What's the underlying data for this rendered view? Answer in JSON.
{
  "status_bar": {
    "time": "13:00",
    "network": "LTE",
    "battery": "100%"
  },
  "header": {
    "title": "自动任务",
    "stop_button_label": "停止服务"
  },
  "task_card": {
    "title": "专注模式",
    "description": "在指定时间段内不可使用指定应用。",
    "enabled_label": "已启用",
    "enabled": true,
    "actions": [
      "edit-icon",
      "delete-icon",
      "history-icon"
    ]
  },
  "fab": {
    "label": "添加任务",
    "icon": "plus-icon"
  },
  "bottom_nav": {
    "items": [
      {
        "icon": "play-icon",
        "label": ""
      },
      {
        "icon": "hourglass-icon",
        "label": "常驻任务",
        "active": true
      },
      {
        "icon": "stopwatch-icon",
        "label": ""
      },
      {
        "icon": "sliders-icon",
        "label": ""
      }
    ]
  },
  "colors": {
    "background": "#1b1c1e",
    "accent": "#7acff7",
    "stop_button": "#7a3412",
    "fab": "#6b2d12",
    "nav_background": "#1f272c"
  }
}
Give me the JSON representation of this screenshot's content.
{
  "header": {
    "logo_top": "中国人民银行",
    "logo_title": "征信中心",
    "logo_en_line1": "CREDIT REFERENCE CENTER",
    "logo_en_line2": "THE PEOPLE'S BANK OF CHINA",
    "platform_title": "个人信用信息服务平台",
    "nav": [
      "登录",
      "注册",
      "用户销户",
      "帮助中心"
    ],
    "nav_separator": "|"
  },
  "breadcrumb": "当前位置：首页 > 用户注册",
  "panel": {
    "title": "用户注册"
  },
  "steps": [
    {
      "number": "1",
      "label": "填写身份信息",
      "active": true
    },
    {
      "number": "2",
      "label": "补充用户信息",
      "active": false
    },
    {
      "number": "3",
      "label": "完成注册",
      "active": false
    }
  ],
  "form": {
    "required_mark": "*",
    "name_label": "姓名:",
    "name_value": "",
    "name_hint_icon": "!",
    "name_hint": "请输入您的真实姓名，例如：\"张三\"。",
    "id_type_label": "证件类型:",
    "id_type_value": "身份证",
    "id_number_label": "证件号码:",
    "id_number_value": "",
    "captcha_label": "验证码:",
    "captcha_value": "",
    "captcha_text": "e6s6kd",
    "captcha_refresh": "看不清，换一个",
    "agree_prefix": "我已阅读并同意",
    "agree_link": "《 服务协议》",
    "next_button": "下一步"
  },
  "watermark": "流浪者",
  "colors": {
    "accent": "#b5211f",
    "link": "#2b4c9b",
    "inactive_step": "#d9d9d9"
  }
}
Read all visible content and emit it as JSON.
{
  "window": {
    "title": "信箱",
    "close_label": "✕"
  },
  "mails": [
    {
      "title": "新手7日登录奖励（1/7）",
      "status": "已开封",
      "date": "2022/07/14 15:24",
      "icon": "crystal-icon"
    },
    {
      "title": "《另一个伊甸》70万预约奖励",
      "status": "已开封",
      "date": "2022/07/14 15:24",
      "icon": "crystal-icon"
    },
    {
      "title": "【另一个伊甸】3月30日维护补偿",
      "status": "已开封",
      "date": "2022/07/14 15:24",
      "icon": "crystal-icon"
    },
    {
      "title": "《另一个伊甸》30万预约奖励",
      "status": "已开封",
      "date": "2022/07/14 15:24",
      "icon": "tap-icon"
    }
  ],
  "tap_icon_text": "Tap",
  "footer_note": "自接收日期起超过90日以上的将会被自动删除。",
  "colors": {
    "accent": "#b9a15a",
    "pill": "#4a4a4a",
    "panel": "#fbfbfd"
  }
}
- - - - -
The task:
Retype the material in full. Each word must match.

Full solution:
What's the underlying data for this rendered view? Answer in JSON.
{
  "status_bar": {
    "time": "13:00",
    "network": "LTE",
    "battery": "100%"
  },
  "header": {
    "title": "自动任务",
    "stop_button_label": "停止服务"
  },
  "task_card": {
    "title": "专注模式",
    "description": "在指定时间段内不可使用指定应用。",
    "enabled_label": "已启用",
    "enabled": true,
    "actions": [
      "edit-icon",
      "delete-icon",
      "history-icon"
    ]
  },
  "fab": {
    "label": "添加任务",
    "icon": "plus-icon"
  },
  "bottom_nav": {
    "items": [
      {
        "icon": "play-icon",
        "label": ""
      },
      {
        "icon": "hourglass-icon",
        "label": "常驻任务",
        "active": true
      },
      {
        "icon": "stopwatch-icon",
        "label": ""
      },
      {
        "icon": "sliders-icon",
        "label": ""
      }
    ]
  },
  "colors": {
    "background": "#1b1c1e",
    "accent": "#7acff7",
    "stop_button": "#7a3412",
    "fab": "#6b2d12",
    "nav_background": "#1f272c"
  }
}
Give me the JSON representation of this screenshot's content.
{
  "header": {
    "logo_top": "中国人民银行",
    "logo_title": "征信中心",
    "logo_en_line1": "CREDIT REFERENCE CENTER",
    "logo_en_line2": "THE PEOPLE'S BANK OF CHINA",
    "platform_title": "个人信用信息服务平台",
    "nav": [
      "登录",
      "注册",
      "用户销户",
      "帮助中心"
    ],
    "nav_separator": "|"
  },
  "breadcrumb": "当前位置：首页 > 用户注册",
  "panel": {
    "title": "用户注册"
  },
  "steps": [
    {
      "number": "1",
      "label": "填写身份信息",
      "active": true
    },
    {
      "number": "2",
      "label": "补充用户信息",
      "active": false
    },
    {
      "number": "3",
      "label": "完成注册",
      "active": false
    }
  ],
  "form": {
    "required_mark": "*",
    "name_label": "姓名:",
    "name_value": "",
    "name_hint_icon": "!",
    "name_hint": "请输入您的真实姓名，例如：\"张三\"。",
    "id_type_label": "证件类型:",
    "id_type_value": "身份证",
    "id_number_label": "证件号码:",
    "id_number_value": "",
    "captcha_label": "验证码:",
    "captcha_value": "",
    "captcha_text": "e6s6kd",
    "captcha_refresh": "看不清，换一个",
    "agree_prefix": "我已阅读并同意",
    "agree_link": "《 服务协议》",
    "next_button": "下一步"
  },
  "watermark": "流浪者",
  "colors": {
    "accent": "#b5211f",
    "link": "#2b4c9b",
    "inactive_step": "#d9d9d9"
  }
}
Read all visible content and emit it as JSON.
{
  "window": {
    "title": "信箱",
    "close_label": "✕"
  },
  "mails": [
    {
      "title": "新手7日登录奖励（1/7）",
      "status": "已开封",
      "date": "2022/07/14 15:24",
      "icon": "crystal-icon"
    },
    {
      "title": "《另一个伊甸》70万预约奖励",
      "status": "已开封",
      "date": "2022/07/14 15:24",
      "icon": "crystal-icon"
    },
    {
      "title": "【另一个伊甸】3月30日维护补偿",
      "status": "已开封",
      "date": "2022/07/14 15:24",
      "icon": "crystal-icon"
    },
    {
      "title": "《另一个伊甸》30万预约奖励",
      "status": "已开封",
      "date": "2022/07/14 15:24",
      "icon": "tap-icon"
    }
  ],
  "tap_icon_text": "Tap",
  "footer_note": "自接收日期起超过90日以上的将会被自动删除。",
  "colors": {
    "accent": "#b9a15a",
    "pill": "#4a4a4a",
    "panel": "#fbfbfd"
  }
}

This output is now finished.